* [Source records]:
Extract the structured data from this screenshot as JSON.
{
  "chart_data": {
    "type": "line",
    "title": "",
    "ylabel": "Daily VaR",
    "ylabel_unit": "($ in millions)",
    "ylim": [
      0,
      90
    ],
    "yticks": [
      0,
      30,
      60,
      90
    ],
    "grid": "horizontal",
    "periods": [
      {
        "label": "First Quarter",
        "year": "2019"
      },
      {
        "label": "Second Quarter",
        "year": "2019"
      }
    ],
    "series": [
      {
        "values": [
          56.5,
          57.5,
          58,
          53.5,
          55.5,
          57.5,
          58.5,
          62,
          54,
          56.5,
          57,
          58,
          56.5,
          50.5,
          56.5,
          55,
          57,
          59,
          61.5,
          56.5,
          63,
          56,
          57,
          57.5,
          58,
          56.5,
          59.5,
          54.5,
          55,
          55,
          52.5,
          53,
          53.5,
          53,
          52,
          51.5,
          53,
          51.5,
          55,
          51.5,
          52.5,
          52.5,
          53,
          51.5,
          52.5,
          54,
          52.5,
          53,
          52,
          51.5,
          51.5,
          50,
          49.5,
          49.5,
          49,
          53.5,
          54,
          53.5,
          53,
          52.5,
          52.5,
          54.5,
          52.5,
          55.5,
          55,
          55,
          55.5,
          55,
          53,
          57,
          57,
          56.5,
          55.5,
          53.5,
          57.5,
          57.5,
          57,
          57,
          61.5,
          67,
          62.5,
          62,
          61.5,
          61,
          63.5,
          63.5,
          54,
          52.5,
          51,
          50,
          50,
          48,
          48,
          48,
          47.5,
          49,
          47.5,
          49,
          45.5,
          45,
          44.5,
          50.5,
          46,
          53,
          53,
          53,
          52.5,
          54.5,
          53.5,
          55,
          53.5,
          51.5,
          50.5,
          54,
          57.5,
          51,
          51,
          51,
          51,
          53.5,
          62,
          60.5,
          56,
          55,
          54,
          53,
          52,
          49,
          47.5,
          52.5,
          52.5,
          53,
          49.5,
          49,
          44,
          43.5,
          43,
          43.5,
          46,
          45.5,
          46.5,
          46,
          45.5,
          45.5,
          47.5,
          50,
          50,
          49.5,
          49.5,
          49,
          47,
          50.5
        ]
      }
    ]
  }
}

* [Exercise]: Make an exact copy of all the data.

* [Answer to this problem]:
Extract the structured data from this screenshot as JSON.
{
  "chart_data": {
    "type": "line",
    "title": "",
    "ylabel": "Daily VaR",
    "ylabel_unit": "($ in millions)",
    "ylim": [
      0,
      90
    ],
    "yticks": [
      0,
      30,
      60,
      90
    ],
    "grid": "horizontal",
    "periods": [
      {
        "label": "First Quarter",
        "year": "2019"
      },
      {
        "label": "Second Quarter",
        "year": "2019"
      }
    ],
    "series": [
      {
        "values": [
          56.5,
          57.5,
          58,
          53.5,
          55.5,
          57.5,
          58.5,
          62,
          54,
          56.5,
          57,
          58,
          56.5,
          50.5,
          56.5,
          55,
          57,
          59,
          61.5,
          56.5,
          63,
          56,
          57,
          57.5,
          58,
          56.5,
          59.5,
          54.5,
          55,
          55,
          52.5,
          53,
          53.5,
          53,
          52,
          51.5,
          53,
          51.5,
          55,
          51.5,
          52.5,
          52.5,
          53,
          51.5,
          52.5,
          54,
          52.5,
          53,
          52,
          51.5,
          51.5,
          50,
          49.5,
          49.5,
          49,
          53.5,
          54,
          53.5,
          53,
          52.5,
          52.5,
          54.5,
          52.5,
          55.5,
          55,
          55,
          55.5,
          55,
          53,
          57,
          57,
          56.5,
          55.5,
          53.5,
          57.5,
          57.5,
          57,
          57,
          61.5,
          67,
          62.5,
          62,
          61.5,
          61,
          63.5,
          63.5,
          54,
          52.5,
          51,
          50,
          50,
          48,
          48,
          48,
          47.5,
          49,
          47.5,
          49,
          45.5,
          45,
          44.5,
          50.5,
          46,
          53,
          53,
          53,
          52.5,
          54.5,
          53.5,
          55,
          53.5,
          51.5,
          50.5,
          54,
          57.5,
          51,
          51,
          51,
          51,
          53.5,
          62,
          60.5,
          56,
          55,
          54,
          53,
          52,
          49,
          47.5,
          52.5,
          52.5,
          53,
          49.5,
          49,
          44,
          43.5,
          43,
          43.5,
          46,
          45.5,
          46.5,
          46,
          45.5,
          45.5,
          47.5,
          50,
          50,
          49.5,
          49.5,
          49,
          47,
          50.5
        ]
      }
    ]
  }
}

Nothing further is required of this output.